Fragmento proporcionado:
-=-=-

Los socialistas han decidido pasar página cuanto antes de las polémicas suscitadas por la crítica lanzada por el ministro de Transformación Digital, Óscar López, contra el ex presidente de Aragón, ya fallecido, Javier Lambán, y por la arremetida del ex presidente del Gobierno Felipe González contra la política y los pactos de Pedro Sánchez. Por el contrario, los populares están decididos a exprimirlas conscientes de que con ambas se ha abierto una herida dentro de las filas del adversario.
Ni el presidente del Gobierno ni su número dos, la vicepresidenta, María Jesús Montero, han hecho ninguna mención a las palabras de López ni para reprocharlas ni para defender al ex presidente aragonés. El mismo silencio ha guardado la secretaria de Organización del partido, Rebeca Torró. Sánchez, por su parte, ha optado por callar tanto ante el caso de López como por el de González manteniendo la misma actitud ajena que ha tenido tras los fracasos electorales en Extremadura y Aragón.

-=-=-

Entradas de un conjunto de datos:
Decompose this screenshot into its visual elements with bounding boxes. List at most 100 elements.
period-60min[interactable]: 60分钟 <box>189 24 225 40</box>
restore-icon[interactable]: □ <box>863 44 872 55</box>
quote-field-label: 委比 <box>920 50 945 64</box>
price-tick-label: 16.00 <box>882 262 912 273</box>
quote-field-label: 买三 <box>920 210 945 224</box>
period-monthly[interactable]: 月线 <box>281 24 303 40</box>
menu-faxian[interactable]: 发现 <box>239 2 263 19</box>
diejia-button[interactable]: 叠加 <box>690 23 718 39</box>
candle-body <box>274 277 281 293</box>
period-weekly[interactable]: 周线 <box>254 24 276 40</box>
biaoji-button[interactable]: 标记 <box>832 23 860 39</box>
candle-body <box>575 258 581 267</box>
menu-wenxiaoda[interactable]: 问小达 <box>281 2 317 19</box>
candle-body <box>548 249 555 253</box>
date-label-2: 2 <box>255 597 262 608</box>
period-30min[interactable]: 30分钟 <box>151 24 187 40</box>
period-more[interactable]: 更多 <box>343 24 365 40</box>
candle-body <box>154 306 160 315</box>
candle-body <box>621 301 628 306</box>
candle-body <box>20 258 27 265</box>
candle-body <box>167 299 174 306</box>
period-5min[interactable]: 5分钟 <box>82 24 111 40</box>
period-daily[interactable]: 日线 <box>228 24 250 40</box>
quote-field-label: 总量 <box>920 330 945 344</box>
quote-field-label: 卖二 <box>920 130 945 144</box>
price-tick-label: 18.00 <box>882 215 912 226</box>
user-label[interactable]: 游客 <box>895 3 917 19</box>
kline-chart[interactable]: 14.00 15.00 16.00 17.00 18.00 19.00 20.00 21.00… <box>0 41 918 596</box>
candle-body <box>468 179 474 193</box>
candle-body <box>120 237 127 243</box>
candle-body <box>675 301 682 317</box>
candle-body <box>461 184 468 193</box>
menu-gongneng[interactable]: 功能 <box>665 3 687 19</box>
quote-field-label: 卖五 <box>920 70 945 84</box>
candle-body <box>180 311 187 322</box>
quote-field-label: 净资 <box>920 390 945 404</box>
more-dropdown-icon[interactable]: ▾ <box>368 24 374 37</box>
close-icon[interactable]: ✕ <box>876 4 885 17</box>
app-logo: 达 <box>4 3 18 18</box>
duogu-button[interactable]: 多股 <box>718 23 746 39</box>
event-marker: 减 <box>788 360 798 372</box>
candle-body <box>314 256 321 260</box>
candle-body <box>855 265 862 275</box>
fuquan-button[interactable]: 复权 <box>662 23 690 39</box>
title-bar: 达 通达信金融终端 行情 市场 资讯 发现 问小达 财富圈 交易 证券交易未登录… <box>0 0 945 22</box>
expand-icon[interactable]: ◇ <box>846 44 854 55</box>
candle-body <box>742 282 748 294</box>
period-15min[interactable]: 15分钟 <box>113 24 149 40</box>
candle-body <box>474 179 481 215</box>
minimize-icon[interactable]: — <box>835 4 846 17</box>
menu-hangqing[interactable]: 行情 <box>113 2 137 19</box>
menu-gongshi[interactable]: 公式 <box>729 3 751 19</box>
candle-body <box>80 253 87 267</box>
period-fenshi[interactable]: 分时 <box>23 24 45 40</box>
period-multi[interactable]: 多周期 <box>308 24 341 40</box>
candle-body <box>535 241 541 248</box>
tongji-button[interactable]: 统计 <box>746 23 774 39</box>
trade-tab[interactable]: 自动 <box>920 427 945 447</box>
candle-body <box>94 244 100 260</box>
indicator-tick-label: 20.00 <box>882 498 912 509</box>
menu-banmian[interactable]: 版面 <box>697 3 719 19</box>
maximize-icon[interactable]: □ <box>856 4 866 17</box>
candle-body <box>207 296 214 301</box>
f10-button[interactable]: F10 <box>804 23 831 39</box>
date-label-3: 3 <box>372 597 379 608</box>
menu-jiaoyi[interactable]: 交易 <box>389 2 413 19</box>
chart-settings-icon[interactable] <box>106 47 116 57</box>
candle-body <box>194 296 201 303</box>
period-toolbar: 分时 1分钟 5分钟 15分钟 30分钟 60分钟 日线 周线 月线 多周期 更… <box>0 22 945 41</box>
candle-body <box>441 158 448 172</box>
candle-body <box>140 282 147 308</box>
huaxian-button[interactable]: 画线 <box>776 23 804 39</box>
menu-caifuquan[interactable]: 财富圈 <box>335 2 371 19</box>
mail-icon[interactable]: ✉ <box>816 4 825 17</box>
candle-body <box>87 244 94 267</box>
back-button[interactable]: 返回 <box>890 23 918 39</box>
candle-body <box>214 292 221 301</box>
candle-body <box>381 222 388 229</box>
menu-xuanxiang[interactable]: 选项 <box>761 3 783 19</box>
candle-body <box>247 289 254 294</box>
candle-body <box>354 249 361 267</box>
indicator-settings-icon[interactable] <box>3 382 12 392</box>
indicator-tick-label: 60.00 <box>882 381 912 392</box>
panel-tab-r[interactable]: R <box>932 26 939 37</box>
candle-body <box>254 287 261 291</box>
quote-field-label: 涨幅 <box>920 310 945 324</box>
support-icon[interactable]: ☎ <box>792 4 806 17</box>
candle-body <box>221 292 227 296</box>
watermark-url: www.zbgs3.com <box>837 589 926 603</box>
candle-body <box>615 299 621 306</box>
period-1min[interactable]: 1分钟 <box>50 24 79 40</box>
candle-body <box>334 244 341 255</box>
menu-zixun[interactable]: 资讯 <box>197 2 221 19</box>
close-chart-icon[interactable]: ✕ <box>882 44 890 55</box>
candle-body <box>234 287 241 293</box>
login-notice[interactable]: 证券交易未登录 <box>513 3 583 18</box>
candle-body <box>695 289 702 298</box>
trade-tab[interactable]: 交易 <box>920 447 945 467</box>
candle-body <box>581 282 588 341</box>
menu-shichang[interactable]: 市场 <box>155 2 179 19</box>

-=-=-

Aplica lo leído:
• A. Enumera todas las personas que se nombran en el fragmento, con el cargo o la condición que el texto les atribuye a cada una.
• B. Reescribe en forma de lista el párrafo del fragmento que empieza con "Ni el presidente del Gobierno", sin perder sus datos principales.
• C. Responde a estas preguntas según el fragmento:
(i) ¿Quién lanzó la crítica contra Javier Lambán?
(ii) ¿Qué han decidido hacer los populares con las polémicas?
(iii) ¿Tras qué fracasos electorales mostró Sánchez la misma actitud ajena?

Tus respuestas escritas:
• A.
- Óscar López: ministro de Transformación Digital.
- Javier Lambán: ex presidente de Aragón, ya fallecido.
- Felipe González: ex presidente del Gobierno.
- Pedro Sánchez: presidente del Gobierno.
- María Jesús Montero: vicepresidenta y número dos del presidente del Gobierno.
- Rebeca Torró: secretaria de Organización del partido.

• B.
- Ni Pedro Sánchez ni la vicepresidenta María Jesús Montero han mencionado las palabras de López, ni para reprocharlas ni para defender al ex presidente aragonés.
- La secretaria de Organización del partido, Rebeca Torró, ha guardado el mismo silencio.
- Sánchez ha callado tanto ante el caso de López como ante el de González.
- Ha mantenido así la misma actitud ajena que tuvo tras los fracasos electorales en Extremadura y Aragón.

• C.
(i) Óscar López, ministro de Transformación Digital.
(ii) Exprimirlas, conscientes de que con ambas se ha abierto una herida dentro de las filas del adversario.
(iii) Tras los fracasos electorales en Extremadura y Aragón.